What is being asked: Beginning at the line with "Read all visible content and emit it as JSON.", output each line to the end of the listing below exactly, please.

>> begin

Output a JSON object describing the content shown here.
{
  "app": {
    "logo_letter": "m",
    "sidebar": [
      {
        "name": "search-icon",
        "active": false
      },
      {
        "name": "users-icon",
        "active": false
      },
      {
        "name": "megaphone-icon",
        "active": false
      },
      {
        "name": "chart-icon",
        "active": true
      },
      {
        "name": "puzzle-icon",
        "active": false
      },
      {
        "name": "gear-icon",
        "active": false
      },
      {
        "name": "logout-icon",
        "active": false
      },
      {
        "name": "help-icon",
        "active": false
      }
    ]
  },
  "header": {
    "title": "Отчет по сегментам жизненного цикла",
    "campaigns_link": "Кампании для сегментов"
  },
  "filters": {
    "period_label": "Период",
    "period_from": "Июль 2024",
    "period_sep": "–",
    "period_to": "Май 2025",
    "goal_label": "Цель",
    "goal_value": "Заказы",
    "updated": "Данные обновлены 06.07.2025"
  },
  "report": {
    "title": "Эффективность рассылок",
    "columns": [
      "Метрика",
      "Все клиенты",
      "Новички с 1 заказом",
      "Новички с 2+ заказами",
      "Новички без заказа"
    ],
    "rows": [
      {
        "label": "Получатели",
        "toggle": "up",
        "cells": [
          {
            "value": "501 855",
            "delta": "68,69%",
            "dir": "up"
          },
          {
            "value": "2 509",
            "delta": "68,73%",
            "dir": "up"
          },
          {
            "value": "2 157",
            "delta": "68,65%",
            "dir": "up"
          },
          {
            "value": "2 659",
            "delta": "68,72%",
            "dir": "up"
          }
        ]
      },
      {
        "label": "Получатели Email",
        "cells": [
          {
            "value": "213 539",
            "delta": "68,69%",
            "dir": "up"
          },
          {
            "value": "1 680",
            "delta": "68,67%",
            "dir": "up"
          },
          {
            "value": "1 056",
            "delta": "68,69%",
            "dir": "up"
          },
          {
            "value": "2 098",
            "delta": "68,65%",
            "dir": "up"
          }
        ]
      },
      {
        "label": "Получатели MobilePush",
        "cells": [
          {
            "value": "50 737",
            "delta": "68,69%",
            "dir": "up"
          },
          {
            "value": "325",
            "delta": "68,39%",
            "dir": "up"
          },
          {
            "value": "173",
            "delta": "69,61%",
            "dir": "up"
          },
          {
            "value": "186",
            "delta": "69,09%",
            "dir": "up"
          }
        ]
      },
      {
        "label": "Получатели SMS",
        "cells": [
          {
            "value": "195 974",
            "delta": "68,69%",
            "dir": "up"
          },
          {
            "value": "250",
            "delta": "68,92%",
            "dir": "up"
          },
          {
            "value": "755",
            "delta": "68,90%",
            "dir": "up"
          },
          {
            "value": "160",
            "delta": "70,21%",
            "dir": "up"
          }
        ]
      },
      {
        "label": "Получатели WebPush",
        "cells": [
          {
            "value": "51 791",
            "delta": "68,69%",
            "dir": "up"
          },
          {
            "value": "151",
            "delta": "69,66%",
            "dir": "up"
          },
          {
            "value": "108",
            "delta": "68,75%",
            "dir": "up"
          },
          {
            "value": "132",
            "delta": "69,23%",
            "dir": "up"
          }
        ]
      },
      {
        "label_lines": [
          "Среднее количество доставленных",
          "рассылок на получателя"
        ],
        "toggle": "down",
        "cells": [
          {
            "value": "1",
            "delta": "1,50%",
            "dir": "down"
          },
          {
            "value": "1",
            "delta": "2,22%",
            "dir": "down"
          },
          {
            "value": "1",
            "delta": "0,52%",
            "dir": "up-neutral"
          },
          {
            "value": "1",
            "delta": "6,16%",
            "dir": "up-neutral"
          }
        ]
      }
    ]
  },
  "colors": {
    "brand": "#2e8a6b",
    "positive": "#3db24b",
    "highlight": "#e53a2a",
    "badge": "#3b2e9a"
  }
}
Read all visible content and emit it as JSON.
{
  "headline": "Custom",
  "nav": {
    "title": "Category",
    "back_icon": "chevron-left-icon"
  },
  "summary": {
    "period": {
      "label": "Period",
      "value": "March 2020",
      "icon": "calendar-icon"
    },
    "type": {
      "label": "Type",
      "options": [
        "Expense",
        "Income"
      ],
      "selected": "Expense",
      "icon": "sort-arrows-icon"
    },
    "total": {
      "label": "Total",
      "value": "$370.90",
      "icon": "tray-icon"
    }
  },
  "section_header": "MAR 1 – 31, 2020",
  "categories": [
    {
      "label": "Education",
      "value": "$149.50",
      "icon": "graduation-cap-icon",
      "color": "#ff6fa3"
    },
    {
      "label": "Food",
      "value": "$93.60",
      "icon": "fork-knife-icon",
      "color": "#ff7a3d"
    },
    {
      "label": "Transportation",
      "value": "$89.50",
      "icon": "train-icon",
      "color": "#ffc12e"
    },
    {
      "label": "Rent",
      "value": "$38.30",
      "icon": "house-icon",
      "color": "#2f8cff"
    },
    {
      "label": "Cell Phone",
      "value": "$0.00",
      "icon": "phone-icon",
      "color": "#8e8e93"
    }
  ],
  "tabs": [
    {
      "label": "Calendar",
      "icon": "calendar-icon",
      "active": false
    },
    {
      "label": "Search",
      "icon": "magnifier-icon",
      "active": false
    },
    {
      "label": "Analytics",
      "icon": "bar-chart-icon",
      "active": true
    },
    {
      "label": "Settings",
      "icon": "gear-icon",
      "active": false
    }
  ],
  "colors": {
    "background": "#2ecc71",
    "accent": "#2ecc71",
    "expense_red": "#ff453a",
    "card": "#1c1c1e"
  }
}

>> end

Task result:
Read all visible content and emit it as JSON.
{
  "headline": "Custom",
  "nav": {
    "title": "Category",
    "back_icon": "chevron-left-icon"
  },
  "summary": {
    "period": {
      "label": "Period",
      "value": "March 2020",
      "icon": "calendar-icon"
    },
    "type": {
      "label": "Type",
      "options": [
        "Expense",
        "Income"
      ],
      "selected": "Expense",
      "icon": "sort-arrows-icon"
    },
    "total": {
      "label": "Total",
      "value": "$370.90",
      "icon": "tray-icon"
    }
  },
  "section_header": "MAR 1 – 31, 2020",
  "categories": [
    {
      "label": "Education",
      "value": "$149.50",
      "icon": "graduation-cap-icon",
      "color": "#ff6fa3"
    },
    {
      "label": "Food",
      "value": "$93.60",
      "icon": "fork-knife-icon",
      "color": "#ff7a3d"
    },
    {
      "label": "Transportation",
      "value": "$89.50",
      "icon": "train-icon",
      "color": "#ffc12e"
    },
    {
      "label": "Rent",
      "value": "$38.30",
      "icon": "house-icon",
      "color": "#2f8cff"
    },
    {
      "label": "Cell Phone",
      "value": "$0.00",
      "icon": "phone-icon",
      "color": "#8e8e93"
    }
  ],
  "tabs": [
    {
      "label": "Calendar",
      "icon": "calendar-icon",
      "active": false
    },
    {
      "label": "Search",
      "icon": "magnifier-icon",
      "active": false
    },
    {
      "label": "Analytics",
      "icon": "bar-chart-icon",
      "active": true
    },
    {
      "label": "Settings",
      "icon": "gear-icon",
      "active": false
    }
  ],
  "colors": {
    "background": "#2ecc71",
    "accent": "#2ecc71",
    "expense_red": "#ff453a",
    "card": "#1c1c1e"
  }
}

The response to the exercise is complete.